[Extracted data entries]

-.-.-

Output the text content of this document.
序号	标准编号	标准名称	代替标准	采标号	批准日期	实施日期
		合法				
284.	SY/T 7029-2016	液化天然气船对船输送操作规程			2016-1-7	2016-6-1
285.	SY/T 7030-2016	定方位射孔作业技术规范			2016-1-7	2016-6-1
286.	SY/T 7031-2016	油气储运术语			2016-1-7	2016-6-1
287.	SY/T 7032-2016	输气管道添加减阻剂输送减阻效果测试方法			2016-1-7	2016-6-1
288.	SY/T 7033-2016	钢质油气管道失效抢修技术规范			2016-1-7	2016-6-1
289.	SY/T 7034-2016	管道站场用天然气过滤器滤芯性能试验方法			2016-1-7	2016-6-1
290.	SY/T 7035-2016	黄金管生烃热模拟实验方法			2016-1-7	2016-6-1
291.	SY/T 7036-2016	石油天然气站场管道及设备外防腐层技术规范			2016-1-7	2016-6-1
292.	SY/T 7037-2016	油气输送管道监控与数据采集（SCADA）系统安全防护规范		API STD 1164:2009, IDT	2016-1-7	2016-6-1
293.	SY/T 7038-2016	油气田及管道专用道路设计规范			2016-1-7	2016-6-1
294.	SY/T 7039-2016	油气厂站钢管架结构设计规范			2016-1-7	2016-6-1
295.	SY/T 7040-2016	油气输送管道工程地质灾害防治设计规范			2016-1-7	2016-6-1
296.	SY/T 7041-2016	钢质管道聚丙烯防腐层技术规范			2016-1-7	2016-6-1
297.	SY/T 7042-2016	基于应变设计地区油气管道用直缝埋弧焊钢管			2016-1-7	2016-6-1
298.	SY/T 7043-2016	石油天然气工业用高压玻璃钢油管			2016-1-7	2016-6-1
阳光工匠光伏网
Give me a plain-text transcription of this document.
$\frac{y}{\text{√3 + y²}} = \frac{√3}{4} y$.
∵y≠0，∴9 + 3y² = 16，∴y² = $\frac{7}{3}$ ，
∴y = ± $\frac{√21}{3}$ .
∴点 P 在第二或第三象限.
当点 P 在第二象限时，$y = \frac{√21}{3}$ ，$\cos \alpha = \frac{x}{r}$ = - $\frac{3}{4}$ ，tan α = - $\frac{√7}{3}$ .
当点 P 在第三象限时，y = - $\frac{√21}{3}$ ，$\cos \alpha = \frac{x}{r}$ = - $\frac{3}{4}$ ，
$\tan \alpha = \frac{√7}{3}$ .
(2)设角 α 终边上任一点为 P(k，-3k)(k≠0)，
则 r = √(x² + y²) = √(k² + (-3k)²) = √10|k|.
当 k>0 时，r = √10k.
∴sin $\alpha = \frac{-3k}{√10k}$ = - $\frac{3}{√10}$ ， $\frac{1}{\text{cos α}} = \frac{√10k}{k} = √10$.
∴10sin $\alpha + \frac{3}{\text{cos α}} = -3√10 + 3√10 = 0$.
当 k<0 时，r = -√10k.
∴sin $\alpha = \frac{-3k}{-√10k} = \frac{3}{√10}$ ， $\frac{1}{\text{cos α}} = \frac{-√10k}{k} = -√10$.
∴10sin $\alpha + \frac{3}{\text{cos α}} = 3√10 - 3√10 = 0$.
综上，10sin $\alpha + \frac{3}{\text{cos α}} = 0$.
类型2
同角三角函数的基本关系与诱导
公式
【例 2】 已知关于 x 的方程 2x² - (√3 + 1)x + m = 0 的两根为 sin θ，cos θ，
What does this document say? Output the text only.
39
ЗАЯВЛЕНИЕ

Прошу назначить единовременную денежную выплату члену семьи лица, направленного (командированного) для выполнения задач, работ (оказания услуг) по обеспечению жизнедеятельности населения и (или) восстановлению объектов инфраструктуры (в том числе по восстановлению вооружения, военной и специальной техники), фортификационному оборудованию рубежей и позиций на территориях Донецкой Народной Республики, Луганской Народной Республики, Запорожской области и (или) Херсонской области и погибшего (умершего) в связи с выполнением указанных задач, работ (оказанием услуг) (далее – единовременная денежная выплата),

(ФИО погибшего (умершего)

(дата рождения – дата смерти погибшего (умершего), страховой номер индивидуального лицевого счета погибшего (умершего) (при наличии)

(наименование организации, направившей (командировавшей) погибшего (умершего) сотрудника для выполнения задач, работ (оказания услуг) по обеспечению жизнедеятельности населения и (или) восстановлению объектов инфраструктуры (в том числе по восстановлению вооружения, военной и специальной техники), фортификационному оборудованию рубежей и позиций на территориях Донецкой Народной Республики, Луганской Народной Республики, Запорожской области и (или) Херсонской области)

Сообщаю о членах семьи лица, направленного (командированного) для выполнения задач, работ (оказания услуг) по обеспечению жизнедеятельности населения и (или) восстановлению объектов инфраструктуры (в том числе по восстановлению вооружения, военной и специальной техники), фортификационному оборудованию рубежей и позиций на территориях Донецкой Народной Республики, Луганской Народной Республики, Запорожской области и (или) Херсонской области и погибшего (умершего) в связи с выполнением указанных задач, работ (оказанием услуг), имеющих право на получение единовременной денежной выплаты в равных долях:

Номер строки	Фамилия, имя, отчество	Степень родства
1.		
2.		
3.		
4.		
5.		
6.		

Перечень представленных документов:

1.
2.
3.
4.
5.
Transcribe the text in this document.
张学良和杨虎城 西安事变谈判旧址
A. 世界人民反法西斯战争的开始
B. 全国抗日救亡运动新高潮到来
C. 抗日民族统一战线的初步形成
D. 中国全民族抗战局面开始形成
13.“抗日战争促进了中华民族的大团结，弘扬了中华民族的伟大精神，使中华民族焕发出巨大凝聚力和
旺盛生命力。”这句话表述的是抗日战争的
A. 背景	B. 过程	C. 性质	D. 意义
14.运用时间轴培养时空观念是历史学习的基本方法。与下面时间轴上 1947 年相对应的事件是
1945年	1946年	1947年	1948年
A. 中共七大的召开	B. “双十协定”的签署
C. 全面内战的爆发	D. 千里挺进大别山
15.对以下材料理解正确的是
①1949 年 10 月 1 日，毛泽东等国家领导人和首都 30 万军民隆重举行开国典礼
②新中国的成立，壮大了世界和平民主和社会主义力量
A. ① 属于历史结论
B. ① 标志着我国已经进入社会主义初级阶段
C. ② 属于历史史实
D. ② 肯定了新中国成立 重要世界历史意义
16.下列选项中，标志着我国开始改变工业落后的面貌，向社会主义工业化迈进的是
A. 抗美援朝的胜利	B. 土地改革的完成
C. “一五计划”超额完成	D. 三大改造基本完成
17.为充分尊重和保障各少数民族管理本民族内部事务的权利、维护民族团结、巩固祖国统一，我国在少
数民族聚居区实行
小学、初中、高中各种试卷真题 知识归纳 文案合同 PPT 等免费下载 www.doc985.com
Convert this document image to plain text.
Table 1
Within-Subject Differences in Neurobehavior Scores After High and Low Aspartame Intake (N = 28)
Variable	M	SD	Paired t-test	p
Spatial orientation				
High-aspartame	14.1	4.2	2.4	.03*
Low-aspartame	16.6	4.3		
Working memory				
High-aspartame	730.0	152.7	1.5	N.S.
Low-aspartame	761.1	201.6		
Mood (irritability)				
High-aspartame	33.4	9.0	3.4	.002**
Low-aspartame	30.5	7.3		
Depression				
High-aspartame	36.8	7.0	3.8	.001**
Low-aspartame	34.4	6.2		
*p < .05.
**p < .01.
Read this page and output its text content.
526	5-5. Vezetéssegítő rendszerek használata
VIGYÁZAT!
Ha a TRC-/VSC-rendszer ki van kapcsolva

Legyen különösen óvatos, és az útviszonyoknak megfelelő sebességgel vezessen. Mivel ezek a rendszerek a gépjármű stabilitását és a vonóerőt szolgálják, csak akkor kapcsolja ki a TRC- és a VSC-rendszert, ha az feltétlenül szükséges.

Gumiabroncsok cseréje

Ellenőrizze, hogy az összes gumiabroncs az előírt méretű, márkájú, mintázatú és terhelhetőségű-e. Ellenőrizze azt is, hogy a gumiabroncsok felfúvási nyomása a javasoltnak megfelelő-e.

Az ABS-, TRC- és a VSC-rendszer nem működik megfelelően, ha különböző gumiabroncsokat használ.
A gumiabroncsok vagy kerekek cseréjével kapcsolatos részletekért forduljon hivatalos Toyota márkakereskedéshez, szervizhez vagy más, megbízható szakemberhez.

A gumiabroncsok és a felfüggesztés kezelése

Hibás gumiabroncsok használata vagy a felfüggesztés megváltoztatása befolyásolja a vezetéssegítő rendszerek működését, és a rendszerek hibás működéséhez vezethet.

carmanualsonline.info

-.-.-

Show each line holding the word "plain".

Give me a plain-text transcription of this document.
Convert this document image to plain text.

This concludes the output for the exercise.